What you have to do
Please count, in the material below, each line containing "alcune", and report only the number.

Data shown
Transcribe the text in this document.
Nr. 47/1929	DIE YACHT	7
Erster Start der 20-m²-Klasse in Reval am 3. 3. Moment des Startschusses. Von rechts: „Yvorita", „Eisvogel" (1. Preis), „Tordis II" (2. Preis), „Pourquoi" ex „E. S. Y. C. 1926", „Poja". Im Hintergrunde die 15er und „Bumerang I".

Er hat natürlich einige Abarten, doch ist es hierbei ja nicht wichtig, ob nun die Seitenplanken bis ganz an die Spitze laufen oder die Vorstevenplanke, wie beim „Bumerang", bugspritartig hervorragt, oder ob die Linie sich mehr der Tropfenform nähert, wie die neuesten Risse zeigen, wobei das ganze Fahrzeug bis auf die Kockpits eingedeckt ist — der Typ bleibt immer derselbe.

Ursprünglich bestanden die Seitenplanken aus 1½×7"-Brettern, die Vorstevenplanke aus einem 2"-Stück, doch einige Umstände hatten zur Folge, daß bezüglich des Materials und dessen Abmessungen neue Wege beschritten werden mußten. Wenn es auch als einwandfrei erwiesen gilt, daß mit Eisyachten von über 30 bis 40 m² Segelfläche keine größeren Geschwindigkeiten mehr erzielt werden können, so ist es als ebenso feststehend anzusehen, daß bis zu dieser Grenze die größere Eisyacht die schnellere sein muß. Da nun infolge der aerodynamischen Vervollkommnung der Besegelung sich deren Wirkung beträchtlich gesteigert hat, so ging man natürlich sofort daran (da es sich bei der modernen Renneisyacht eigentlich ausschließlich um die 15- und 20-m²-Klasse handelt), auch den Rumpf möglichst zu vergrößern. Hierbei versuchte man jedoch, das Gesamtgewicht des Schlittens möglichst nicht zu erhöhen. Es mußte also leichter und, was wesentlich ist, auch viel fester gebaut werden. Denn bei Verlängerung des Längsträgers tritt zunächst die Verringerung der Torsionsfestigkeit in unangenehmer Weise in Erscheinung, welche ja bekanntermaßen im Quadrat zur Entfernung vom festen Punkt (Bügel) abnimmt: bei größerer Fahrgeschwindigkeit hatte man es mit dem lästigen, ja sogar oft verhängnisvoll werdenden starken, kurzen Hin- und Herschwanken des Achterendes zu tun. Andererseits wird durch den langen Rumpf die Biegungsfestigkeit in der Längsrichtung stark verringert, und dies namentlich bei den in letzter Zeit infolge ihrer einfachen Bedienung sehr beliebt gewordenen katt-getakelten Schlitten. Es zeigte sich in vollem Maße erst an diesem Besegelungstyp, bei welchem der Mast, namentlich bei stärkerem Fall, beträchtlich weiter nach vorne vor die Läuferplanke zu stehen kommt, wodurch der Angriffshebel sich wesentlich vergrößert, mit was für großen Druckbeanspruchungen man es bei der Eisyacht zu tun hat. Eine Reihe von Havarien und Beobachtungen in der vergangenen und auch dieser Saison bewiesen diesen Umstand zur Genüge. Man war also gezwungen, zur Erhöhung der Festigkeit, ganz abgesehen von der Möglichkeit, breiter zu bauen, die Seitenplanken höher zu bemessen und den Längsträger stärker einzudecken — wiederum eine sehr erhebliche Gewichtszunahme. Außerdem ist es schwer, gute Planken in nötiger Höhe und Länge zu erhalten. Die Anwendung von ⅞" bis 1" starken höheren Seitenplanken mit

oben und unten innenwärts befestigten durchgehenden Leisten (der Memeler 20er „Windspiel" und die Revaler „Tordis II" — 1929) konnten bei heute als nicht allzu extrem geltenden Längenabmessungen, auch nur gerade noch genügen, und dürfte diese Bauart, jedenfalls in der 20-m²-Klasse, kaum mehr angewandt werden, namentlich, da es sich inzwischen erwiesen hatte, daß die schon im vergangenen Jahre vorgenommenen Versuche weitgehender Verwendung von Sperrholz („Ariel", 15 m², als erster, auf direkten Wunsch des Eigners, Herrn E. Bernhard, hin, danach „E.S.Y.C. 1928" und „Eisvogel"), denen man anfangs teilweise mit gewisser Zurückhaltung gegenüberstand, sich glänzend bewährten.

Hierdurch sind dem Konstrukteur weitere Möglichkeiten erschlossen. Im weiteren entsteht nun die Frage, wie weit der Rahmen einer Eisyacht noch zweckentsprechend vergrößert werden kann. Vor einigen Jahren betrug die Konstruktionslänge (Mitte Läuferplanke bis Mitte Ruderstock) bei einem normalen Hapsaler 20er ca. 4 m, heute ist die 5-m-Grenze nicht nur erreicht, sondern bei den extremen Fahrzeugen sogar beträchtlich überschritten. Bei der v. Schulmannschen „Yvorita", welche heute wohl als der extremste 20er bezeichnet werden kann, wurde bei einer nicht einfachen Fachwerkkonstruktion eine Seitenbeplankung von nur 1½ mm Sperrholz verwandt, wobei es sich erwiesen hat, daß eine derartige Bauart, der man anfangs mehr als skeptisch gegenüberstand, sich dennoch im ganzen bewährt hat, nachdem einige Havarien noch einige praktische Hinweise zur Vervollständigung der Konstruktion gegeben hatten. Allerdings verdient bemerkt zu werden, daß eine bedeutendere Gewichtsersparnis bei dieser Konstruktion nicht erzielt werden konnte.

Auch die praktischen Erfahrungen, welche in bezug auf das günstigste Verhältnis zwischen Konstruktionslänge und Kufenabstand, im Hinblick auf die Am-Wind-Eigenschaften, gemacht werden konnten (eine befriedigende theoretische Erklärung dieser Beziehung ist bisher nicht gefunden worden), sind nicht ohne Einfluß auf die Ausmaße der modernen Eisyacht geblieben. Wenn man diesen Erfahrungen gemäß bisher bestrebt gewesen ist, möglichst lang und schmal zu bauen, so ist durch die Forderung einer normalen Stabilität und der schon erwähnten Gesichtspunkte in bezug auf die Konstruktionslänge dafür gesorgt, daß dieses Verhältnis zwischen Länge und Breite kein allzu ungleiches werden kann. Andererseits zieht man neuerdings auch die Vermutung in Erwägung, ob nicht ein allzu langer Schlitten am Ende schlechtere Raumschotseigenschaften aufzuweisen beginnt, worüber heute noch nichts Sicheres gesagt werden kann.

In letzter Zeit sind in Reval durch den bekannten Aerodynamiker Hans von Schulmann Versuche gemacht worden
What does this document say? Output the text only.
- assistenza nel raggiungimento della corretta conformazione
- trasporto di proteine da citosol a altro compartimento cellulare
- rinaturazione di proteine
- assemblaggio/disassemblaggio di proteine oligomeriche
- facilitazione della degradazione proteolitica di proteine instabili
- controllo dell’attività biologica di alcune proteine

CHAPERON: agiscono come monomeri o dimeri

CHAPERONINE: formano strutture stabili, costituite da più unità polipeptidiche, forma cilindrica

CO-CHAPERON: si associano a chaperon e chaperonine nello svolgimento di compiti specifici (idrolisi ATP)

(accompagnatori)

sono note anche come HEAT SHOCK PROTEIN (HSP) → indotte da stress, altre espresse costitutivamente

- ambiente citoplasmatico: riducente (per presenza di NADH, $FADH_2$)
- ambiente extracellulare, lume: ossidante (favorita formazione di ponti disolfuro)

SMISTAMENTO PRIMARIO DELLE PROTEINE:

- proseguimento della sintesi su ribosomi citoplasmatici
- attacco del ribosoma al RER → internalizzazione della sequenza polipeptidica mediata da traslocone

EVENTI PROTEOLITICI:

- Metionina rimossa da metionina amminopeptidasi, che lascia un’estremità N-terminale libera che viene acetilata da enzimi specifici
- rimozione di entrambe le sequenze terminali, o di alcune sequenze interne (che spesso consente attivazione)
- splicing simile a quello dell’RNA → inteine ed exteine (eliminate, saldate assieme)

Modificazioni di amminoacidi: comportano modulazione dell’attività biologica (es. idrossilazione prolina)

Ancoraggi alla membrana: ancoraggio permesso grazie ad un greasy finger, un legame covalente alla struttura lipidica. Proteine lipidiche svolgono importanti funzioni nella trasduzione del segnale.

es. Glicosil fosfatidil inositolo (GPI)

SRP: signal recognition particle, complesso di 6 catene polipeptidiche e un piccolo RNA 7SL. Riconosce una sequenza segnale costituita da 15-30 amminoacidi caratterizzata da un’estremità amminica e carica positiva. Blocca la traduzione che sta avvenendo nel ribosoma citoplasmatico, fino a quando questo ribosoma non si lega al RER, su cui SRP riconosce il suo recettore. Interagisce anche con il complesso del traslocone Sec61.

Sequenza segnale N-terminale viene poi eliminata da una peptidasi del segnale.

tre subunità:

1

Result
2